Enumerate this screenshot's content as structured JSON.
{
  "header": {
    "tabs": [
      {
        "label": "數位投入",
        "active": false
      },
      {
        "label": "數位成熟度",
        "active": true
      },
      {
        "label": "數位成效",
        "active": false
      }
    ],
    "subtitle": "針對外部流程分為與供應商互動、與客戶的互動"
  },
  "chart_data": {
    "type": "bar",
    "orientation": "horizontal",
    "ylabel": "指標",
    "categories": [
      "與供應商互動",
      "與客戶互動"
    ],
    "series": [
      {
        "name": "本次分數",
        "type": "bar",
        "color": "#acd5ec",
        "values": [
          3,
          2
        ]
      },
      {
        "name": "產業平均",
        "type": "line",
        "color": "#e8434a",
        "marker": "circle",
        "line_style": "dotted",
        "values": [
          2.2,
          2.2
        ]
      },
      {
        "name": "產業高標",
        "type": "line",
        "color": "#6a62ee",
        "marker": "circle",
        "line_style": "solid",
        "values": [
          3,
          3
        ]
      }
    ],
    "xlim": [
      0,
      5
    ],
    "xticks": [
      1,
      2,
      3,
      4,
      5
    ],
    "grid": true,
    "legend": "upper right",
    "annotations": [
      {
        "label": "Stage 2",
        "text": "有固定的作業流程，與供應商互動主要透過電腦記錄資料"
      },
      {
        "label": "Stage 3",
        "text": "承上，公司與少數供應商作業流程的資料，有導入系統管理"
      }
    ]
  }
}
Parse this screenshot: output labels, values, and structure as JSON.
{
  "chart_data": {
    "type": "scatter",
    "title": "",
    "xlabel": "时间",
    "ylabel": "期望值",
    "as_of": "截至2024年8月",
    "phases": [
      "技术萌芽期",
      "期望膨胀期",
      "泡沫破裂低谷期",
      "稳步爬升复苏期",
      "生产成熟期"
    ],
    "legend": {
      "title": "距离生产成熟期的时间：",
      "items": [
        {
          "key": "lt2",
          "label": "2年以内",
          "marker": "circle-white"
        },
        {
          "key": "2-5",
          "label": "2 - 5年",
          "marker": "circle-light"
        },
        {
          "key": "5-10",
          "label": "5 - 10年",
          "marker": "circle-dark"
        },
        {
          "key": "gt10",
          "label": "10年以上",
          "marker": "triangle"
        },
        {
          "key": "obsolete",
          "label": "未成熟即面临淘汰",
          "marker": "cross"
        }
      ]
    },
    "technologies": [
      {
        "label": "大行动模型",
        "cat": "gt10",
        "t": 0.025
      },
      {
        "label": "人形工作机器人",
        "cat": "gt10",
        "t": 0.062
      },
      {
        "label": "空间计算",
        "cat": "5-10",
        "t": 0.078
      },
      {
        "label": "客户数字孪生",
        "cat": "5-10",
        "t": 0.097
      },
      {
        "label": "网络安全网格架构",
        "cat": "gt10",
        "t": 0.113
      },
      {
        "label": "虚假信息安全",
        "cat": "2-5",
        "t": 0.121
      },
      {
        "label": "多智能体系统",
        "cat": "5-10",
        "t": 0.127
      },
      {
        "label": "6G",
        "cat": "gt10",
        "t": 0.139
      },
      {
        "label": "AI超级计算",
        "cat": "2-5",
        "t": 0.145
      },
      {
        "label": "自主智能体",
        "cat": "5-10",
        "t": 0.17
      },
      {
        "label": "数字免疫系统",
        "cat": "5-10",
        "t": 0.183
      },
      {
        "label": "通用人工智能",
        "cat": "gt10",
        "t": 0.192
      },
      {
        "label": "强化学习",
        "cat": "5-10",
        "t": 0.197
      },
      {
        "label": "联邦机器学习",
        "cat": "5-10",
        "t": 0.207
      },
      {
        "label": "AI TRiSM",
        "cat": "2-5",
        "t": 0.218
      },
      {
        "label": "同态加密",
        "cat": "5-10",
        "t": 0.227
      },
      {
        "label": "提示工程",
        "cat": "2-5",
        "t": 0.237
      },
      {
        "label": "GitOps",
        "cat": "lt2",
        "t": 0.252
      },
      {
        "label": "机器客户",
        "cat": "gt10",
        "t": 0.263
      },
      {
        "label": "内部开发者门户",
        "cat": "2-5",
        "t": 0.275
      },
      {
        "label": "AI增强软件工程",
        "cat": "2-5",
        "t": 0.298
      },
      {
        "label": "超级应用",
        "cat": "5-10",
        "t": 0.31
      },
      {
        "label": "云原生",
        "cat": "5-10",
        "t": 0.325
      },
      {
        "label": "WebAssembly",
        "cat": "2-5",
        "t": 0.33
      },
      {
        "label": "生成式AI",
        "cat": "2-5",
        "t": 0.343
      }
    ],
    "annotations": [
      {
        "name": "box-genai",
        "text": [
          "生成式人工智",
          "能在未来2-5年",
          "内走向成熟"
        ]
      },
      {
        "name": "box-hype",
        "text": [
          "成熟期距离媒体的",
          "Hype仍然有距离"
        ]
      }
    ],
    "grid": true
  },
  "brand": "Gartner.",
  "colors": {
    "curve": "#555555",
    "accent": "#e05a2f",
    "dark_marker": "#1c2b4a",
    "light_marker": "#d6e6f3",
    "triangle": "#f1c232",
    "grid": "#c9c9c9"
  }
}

━━━

Find the count of lines in the data above where the string "this" occurs. Provide that number alone.

RESPONSE TO THE EXERCISE:
2